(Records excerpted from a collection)
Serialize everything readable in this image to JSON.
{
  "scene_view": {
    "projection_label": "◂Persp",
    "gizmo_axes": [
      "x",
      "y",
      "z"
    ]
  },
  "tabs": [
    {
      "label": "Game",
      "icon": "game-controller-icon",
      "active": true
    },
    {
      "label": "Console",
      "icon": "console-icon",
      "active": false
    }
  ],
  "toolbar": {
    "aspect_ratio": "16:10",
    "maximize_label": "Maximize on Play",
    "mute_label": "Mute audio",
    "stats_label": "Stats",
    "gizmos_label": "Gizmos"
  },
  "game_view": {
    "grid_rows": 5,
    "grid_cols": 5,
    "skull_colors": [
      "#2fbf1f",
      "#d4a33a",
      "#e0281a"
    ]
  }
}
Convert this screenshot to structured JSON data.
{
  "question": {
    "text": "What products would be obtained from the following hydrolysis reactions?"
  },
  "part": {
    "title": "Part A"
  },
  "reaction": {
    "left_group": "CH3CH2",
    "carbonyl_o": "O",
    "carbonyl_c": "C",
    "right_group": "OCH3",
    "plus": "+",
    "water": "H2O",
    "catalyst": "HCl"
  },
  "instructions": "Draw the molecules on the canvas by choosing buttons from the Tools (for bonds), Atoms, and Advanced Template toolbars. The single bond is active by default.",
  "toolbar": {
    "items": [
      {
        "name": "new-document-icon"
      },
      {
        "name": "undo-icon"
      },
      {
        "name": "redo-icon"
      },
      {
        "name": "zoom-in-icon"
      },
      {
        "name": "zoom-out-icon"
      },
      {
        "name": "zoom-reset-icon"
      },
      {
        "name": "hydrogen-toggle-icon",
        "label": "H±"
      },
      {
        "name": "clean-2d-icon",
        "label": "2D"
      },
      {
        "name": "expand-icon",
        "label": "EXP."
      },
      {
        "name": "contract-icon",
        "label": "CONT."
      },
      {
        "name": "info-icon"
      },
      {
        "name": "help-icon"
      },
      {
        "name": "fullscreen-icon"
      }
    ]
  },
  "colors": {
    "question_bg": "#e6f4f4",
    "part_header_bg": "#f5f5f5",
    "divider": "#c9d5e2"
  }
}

| TASK STATEMENT |
Give the listing above again, word for word.

| FULL RESPONSE |
Serialize everything readable in this image to JSON.
{
  "scene_view": {
    "projection_label": "◂Persp",
    "gizmo_axes": [
      "x",
      "y",
      "z"
    ]
  },
  "tabs": [
    {
      "label": "Game",
      "icon": "game-controller-icon",
      "active": true
    },
    {
      "label": "Console",
      "icon": "console-icon",
      "active": false
    }
  ],
  "toolbar": {
    "aspect_ratio": "16:10",
    "maximize_label": "Maximize on Play",
    "mute_label": "Mute audio",
    "stats_label": "Stats",
    "gizmos_label": "Gizmos"
  },
  "game_view": {
    "grid_rows": 5,
    "grid_cols": 5,
    "skull_colors": [
      "#2fbf1f",
      "#d4a33a",
      "#e0281a"
    ]
  }
}
Convert this screenshot to structured JSON data.
{
  "question": {
    "text": "What products would be obtained from the following hydrolysis reactions?"
  },
  "part": {
    "title": "Part A"
  },
  "reaction": {
    "left_group": "CH3CH2",
    "carbonyl_o": "O",
    "carbonyl_c": "C",
    "right_group": "OCH3",
    "plus": "+",
    "water": "H2O",
    "catalyst": "HCl"
  },
  "instructions": "Draw the molecules on the canvas by choosing buttons from the Tools (for bonds), Atoms, and Advanced Template toolbars. The single bond is active by default.",
  "toolbar": {
    "items": [
      {
        "name": "new-document-icon"
      },
      {
        "name": "undo-icon"
      },
      {
        "name": "redo-icon"
      },
      {
        "name": "zoom-in-icon"
      },
      {
        "name": "zoom-out-icon"
      },
      {
        "name": "zoom-reset-icon"
      },
      {
        "name": "hydrogen-toggle-icon",
        "label": "H±"
      },
      {
        "name": "clean-2d-icon",
        "label": "2D"
      },
      {
        "name": "expand-icon",
        "label": "EXP."
      },
      {
        "name": "contract-icon",
        "label": "CONT."
      },
      {
        "name": "info-icon"
      },
      {
        "name": "help-icon"
      },
      {
        "name": "fullscreen-icon"
      }
    ]
  },
  "colors": {
    "question_bg": "#e6f4f4",
    "part_header_bg": "#f5f5f5",
    "divider": "#c9d5e2"
  }
}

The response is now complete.